--- Input for this task ---

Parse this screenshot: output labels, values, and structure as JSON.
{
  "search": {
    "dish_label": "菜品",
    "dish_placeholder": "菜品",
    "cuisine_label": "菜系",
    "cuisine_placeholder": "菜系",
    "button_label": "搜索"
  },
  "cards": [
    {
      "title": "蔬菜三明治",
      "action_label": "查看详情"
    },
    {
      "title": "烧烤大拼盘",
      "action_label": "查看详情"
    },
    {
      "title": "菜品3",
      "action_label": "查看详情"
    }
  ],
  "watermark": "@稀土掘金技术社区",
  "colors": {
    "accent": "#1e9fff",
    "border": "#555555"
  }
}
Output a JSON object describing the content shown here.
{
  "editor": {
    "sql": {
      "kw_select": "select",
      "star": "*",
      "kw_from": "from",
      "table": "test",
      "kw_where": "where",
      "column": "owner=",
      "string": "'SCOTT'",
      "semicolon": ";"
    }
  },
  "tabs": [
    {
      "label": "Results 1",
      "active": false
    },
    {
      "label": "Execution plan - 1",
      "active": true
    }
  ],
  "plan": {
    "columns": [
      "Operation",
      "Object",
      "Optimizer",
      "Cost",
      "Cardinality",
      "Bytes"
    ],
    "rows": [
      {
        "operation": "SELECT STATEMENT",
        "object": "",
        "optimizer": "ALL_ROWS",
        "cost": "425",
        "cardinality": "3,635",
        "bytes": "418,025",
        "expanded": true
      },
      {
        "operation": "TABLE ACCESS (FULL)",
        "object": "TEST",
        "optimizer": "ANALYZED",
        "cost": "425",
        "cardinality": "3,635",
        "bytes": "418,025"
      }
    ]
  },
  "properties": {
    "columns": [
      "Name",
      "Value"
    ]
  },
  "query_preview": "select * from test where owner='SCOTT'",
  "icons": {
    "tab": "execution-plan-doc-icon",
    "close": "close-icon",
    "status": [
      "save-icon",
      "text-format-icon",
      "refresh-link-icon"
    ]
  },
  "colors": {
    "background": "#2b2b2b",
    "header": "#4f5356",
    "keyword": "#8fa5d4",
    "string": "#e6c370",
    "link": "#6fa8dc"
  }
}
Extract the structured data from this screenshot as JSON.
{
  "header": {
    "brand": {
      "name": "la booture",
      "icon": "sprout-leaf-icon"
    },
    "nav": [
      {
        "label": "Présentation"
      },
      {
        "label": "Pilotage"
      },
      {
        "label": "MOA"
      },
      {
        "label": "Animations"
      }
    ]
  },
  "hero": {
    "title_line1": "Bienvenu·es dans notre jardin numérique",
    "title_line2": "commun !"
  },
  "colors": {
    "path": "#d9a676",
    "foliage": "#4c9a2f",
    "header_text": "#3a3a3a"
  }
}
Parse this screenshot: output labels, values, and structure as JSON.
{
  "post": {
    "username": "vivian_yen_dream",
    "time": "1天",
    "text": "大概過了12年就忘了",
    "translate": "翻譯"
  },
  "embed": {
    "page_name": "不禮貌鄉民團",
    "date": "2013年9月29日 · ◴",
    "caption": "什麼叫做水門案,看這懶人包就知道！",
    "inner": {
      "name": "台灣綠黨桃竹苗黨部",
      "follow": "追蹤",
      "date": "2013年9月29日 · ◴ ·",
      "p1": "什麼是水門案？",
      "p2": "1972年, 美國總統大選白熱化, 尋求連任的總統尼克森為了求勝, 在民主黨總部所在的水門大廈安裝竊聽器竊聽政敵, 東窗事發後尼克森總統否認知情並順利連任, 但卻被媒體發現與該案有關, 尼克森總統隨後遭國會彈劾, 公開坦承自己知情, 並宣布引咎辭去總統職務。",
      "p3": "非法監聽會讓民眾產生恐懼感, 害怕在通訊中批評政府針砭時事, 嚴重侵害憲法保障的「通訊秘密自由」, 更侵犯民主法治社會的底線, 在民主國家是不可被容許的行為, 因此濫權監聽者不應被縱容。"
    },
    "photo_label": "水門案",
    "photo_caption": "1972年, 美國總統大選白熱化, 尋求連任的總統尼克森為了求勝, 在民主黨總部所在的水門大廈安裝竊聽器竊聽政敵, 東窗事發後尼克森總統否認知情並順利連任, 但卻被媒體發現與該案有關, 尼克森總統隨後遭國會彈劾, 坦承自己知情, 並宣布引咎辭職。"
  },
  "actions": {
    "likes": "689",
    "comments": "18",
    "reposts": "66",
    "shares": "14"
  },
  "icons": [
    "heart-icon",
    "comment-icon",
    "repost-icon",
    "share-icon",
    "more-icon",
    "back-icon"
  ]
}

---

▶ _What to produce_
Print all of the entries exactly as they appear.

▶ _Completed task_
Parse this screenshot: output labels, values, and structure as JSON.
{
  "search": {
    "dish_label": "菜品",
    "dish_placeholder": "菜品",
    "cuisine_label": "菜系",
    "cuisine_placeholder": "菜系",
    "button_label": "搜索"
  },
  "cards": [
    {
      "title": "蔬菜三明治",
      "action_label": "查看详情"
    },
    {
      "title": "烧烤大拼盘",
      "action_label": "查看详情"
    },
    {
      "title": "菜品3",
      "action_label": "查看详情"
    }
  ],
  "watermark": "@稀土掘金技术社区",
  "colors": {
    "accent": "#1e9fff",
    "border": "#555555"
  }
}
Output a JSON object describing the content shown here.
{
  "editor": {
    "sql": {
      "kw_select": "select",
      "star": "*",
      "kw_from": "from",
      "table": "test",
      "kw_where": "where",
      "column": "owner=",
      "string": "'SCOTT'",
      "semicolon": ";"
    }
  },
  "tabs": [
    {
      "label": "Results 1",
      "active": false
    },
    {
      "label": "Execution plan - 1",
      "active": true
    }
  ],
  "plan": {
    "columns": [
      "Operation",
      "Object",
      "Optimizer",
      "Cost",
      "Cardinality",
      "Bytes"
    ],
    "rows": [
      {
        "operation": "SELECT STATEMENT",
        "object": "",
        "optimizer": "ALL_ROWS",
        "cost": "425",
        "cardinality": "3,635",
        "bytes": "418,025",
        "expanded": true
      },
      {
        "operation": "TABLE ACCESS (FULL)",
        "object": "TEST",
        "optimizer": "ANALYZED",
        "cost": "425",
        "cardinality": "3,635",
        "bytes": "418,025"
      }
    ]
  },
  "properties": {
    "columns": [
      "Name",
      "Value"
    ]
  },
  "query_preview": "select * from test where owner='SCOTT'",
  "icons": {
    "tab": "execution-plan-doc-icon",
    "close": "close-icon",
    "status": [
      "save-icon",
      "text-format-icon",
      "refresh-link-icon"
    ]
  },
  "colors": {
    "background": "#2b2b2b",
    "header": "#4f5356",
    "keyword": "#8fa5d4",
    "string": "#e6c370",
    "link": "#6fa8dc"
  }
}
Extract the structured data from this screenshot as JSON.
{
  "header": {
    "brand": {
      "name": "la booture",
      "icon": "sprout-leaf-icon"
    },
    "nav": [
      {
        "label": "Présentation"
      },
      {
        "label": "Pilotage"
      },
      {
        "label": "MOA"
      },
      {
        "label": "Animations"
      }
    ]
  },
  "hero": {
    "title_line1": "Bienvenu·es dans notre jardin numérique",
    "title_line2": "commun !"
  },
  "colors": {
    "path": "#d9a676",
    "foliage": "#4c9a2f",
    "header_text": "#3a3a3a"
  }
}
Parse this screenshot: output labels, values, and structure as JSON.
{
  "post": {
    "username": "vivian_yen_dream",
    "time": "1天",
    "text": "大概過了12年就忘了",
    "translate": "翻譯"
  },
  "embed": {
    "page_name": "不禮貌鄉民團",
    "date": "2013年9月29日 · ◴",
    "caption": "什麼叫做水門案,看這懶人包就知道！",
    "inner": {
      "name": "台灣綠黨桃竹苗黨部",
      "follow": "追蹤",
      "date": "2013年9月29日 · ◴ ·",
      "p1": "什麼是水門案？",
      "p2": "1972年, 美國總統大選白熱化, 尋求連任的總統尼克森為了求勝, 在民主黨總部所在的水門大廈安裝竊聽器竊聽政敵, 東窗事發後尼克森總統否認知情並順利連任, 但卻被媒體發現與該案有關, 尼克森總統隨後遭國會彈劾, 公開坦承自己知情, 並宣布引咎辭去總統職務。",
      "p3": "非法監聽會讓民眾產生恐懼感, 害怕在通訊中批評政府針砭時事, 嚴重侵害憲法保障的「通訊秘密自由」, 更侵犯民主法治社會的底線, 在民主國家是不可被容許的行為, 因此濫權監聽者不應被縱容。"
    },
    "photo_label": "水門案",
    "photo_caption": "1972年, 美國總統大選白熱化, 尋求連任的總統尼克森為了求勝, 在民主黨總部所在的水門大廈安裝竊聽器竊聽政敵, 東窗事發後尼克森總統否認知情並順利連任, 但卻被媒體發現與該案有關, 尼克森總統隨後遭國會彈劾, 坦承自己知情, 並宣布引咎辭職。"
  },
  "actions": {
    "likes": "689",
    "comments": "18",
    "reposts": "66",
    "shares": "14"
  },
  "icons": [
    "heart-icon",
    "comment-icon",
    "repost-icon",
    "share-icon",
    "more-icon",
    "back-icon"
  ]
}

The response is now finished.